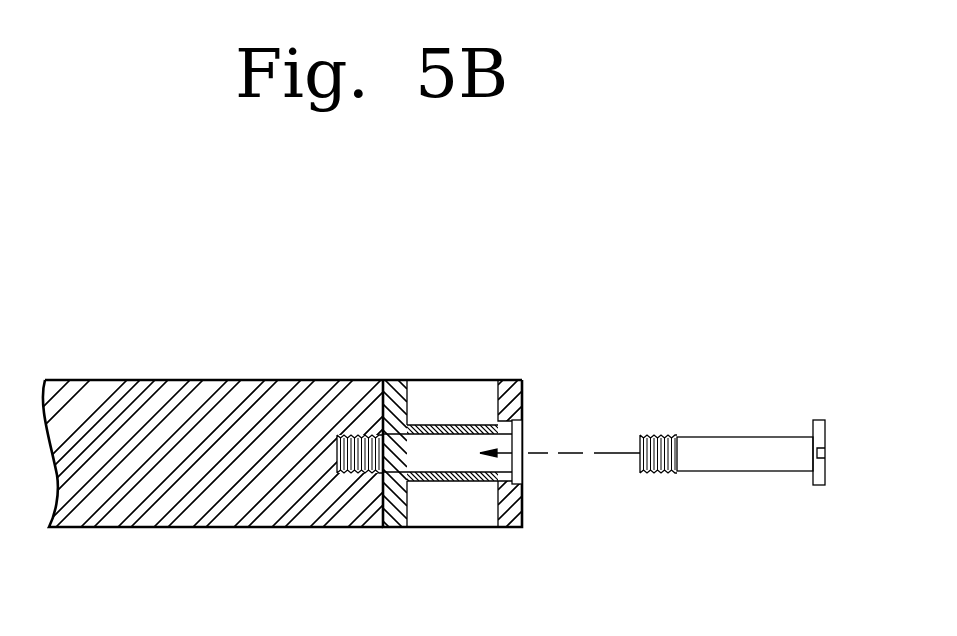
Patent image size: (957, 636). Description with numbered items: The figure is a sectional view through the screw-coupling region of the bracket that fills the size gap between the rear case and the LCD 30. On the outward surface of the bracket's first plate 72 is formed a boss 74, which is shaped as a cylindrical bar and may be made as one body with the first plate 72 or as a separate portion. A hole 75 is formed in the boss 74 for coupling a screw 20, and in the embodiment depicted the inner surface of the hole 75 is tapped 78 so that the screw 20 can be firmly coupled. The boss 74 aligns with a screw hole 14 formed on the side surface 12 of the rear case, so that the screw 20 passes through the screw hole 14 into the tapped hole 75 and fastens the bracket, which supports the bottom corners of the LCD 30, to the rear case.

The LCD 30 is at (253, 373).
The first plate 72 is at (415, 380).
The hole 75 is at (465, 455).
The screw hole 14 is at (514, 437).
The screw 20 is at (747, 435).
The tapped inner surface 78 is at (353, 562).
The boss 74 is at (438, 560).
The side surface 12 is at (502, 590).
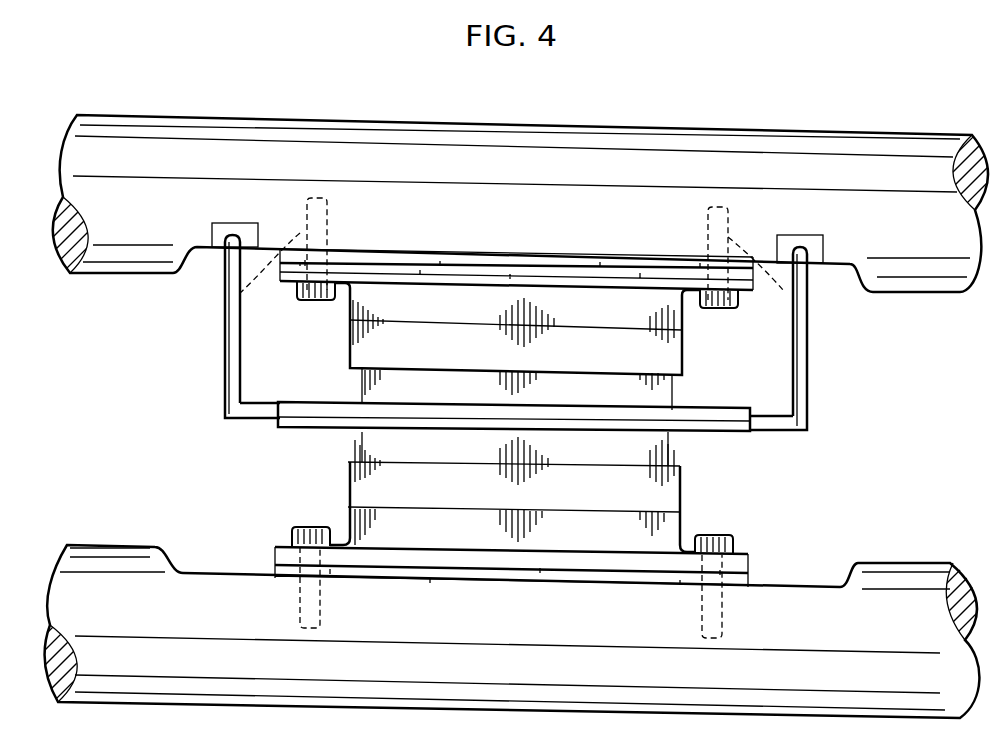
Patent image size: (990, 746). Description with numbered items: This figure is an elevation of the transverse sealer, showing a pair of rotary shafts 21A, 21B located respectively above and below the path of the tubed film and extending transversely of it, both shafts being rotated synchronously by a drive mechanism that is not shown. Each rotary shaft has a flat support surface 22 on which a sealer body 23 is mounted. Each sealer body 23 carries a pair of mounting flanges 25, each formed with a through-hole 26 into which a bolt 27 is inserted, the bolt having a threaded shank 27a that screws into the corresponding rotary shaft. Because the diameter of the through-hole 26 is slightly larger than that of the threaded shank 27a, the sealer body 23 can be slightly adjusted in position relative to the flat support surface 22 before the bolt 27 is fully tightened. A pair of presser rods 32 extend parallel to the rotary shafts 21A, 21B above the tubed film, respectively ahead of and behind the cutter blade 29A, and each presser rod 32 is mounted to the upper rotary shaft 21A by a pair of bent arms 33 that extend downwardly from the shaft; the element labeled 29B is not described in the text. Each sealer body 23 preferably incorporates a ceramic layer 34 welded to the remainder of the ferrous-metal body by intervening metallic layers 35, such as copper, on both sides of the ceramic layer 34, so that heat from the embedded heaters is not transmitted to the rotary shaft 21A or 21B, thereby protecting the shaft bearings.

The rotary shaft 21A is at (887, 147).
The rotary shaft 21B is at (893, 573).
The flat support surface 22 is at (200, 251).
The sealer body 23 is at (682, 340).
The mounting flange 25 is at (283, 285).
The through-hole 26 is at (302, 298).
The bolt 27 is at (320, 302).
The threaded shank 27a is at (230, 297).
The cutter blade 29A is at (673, 390).
The lower connecting member 29B is at (672, 448).
The presser rod 32 is at (300, 425).
The bent arm 33 is at (225, 343).
The ceramic layer 34 is at (432, 268).
The metallic layer 35 is at (525, 278).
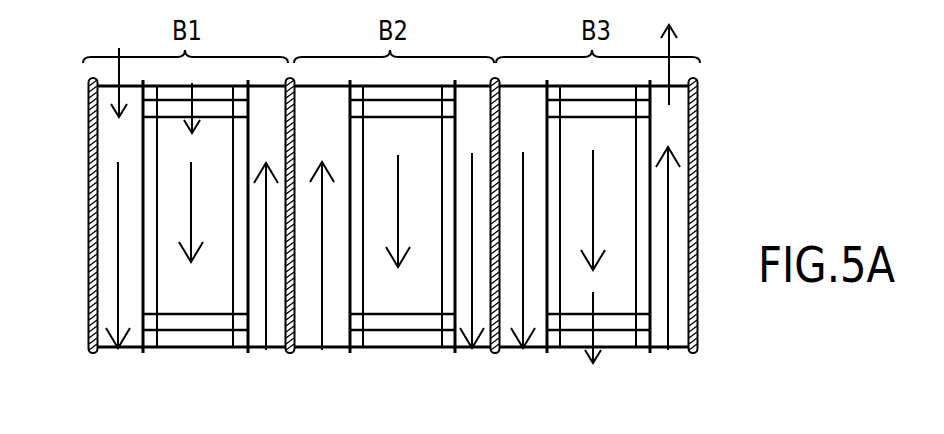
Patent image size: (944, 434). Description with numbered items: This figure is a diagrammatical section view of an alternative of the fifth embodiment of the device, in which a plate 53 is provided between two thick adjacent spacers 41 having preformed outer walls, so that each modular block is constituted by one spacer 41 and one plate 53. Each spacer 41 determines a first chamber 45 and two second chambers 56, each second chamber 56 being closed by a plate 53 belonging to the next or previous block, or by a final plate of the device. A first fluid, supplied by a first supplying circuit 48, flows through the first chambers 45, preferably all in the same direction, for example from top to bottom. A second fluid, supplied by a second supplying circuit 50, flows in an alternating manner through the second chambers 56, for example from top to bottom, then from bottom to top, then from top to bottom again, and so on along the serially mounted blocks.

The thick spacer 41 is at (621, 378).
The first chamber 45 is at (628, 173).
The first supplying circuit 48 is at (586, 396).
The second supplying circuit 50 is at (707, 30).
The plate 53 is at (710, 387).
The second chamber 56 is at (676, 336).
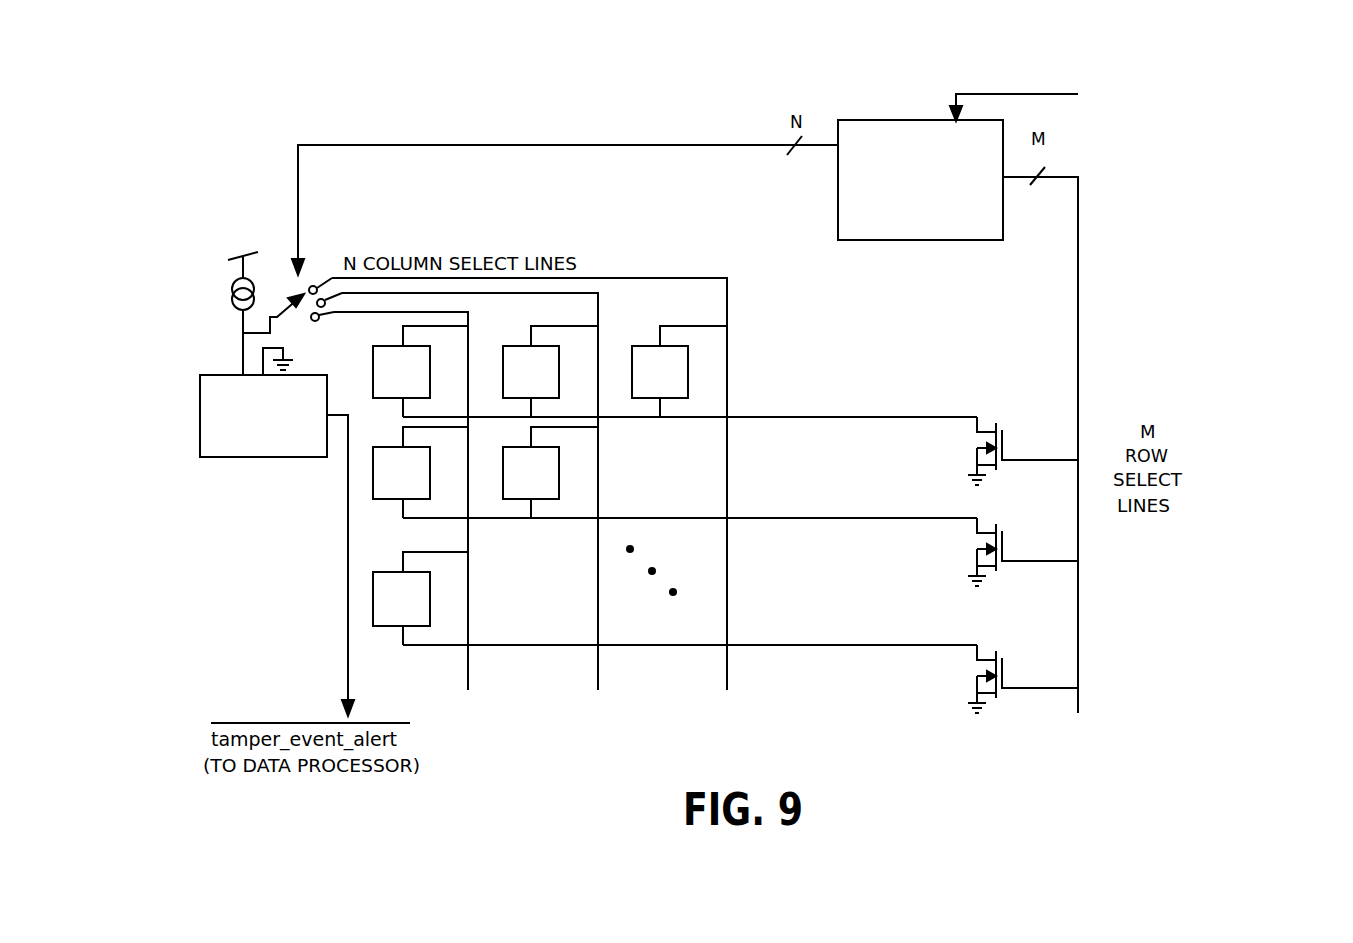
* * * * * * *
> **What to do**
Copy out the lines beginning with the one containing "Patent image size: (990, 746)." and ending with the one containing "The cutter blade 29A is at (673, 390).", switching "transverse sealer" to "cross sealer" and changing nothing else.

> **Result**
Patent image size: (990, 746). Description with numbered items: This figure is an elevation of the cross sealer, showing a pair of rotary shafts 21A, 21B located respectively above and below the path of the tubed film and extending transversely of it, both shafts being rotated synchronously by a drive mechanism that is not shown. Each rotary shaft has a flat support surface 22 on which a sealer body 23 is mounted. Each sealer body 23 carries a pair of mounting flanges 25, each formed with a through-hole 26 into which a bolt 27 is inserted, the bolt having a threaded shank 27a that screws into the corresponding rotary shaft. Because the diameter of the through-hole 26 is slightly larger than that of the threaded shank 27a, the sealer body 23 can be slightly adjusted in position relative to the flat support surface 22 before the bolt 27 is fully tightened. A pair of presser rods 32 extend parallel to the rotary shafts 21A, 21B above the tubed film, respectively ahead of and behind the cutter blade 29A, and each presser rod 32 is mounted to the upper rotary shaft 21A by a pair of bent arms 33 that extend downwardly from the shaft; the element labeled 29B is not described in the text. Each sealer body 23 preferably incorporates a ceramic layer 34 welded to the remainder of the ferrous-metal body by intervening metallic layers 35, such as copper, on both sides of the ceramic layer 34, so that heat from the embedded heaters is not transmitted to the rotary shaft 21A or 21B, thereby protecting the shaft bearings.

The rotary shaft 21A is at (887, 147).
The rotary shaft 21B is at (893, 573).
The flat support surface 22 is at (200, 251).
The sealer body 23 is at (682, 340).
The mounting flange 25 is at (283, 285).
The through-hole 26 is at (302, 298).
The bolt 27 is at (320, 302).
The threaded shank 27a is at (230, 297).
The cutter blade 29A is at (673, 390).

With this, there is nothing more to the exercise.